(Beginning of Entries shown)
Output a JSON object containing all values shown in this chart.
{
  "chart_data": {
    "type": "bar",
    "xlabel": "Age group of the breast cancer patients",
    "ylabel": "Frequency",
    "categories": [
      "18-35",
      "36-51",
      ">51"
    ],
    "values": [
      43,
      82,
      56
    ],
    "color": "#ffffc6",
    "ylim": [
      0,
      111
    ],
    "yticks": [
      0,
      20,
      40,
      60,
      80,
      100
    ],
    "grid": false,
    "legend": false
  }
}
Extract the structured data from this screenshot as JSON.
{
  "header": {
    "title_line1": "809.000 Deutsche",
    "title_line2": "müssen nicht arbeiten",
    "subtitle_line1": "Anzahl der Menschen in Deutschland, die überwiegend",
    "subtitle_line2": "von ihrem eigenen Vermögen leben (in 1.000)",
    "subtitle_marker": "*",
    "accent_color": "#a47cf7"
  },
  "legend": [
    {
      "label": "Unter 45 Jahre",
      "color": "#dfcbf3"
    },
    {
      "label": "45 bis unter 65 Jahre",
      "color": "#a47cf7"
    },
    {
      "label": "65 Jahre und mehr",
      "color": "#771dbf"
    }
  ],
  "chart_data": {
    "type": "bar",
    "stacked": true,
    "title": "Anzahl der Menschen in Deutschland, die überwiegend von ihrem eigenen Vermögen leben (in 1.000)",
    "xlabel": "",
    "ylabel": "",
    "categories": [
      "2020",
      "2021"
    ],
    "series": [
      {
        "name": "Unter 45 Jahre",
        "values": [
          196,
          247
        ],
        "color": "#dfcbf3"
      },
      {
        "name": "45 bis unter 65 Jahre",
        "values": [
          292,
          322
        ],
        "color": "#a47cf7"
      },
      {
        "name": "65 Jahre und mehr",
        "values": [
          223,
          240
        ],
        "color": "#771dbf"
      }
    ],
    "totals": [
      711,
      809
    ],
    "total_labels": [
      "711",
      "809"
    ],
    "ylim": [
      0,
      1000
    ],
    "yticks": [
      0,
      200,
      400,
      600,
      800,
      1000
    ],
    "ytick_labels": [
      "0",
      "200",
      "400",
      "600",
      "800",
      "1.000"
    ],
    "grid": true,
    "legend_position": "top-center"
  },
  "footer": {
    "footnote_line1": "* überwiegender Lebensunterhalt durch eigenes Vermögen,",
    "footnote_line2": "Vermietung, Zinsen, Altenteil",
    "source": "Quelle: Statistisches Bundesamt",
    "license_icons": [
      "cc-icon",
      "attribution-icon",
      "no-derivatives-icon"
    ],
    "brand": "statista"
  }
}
(End of Entries shown)
**Task details**. Based on the records above, count the lines in which "this" occurs and provide only the number.

**Answer below**. 2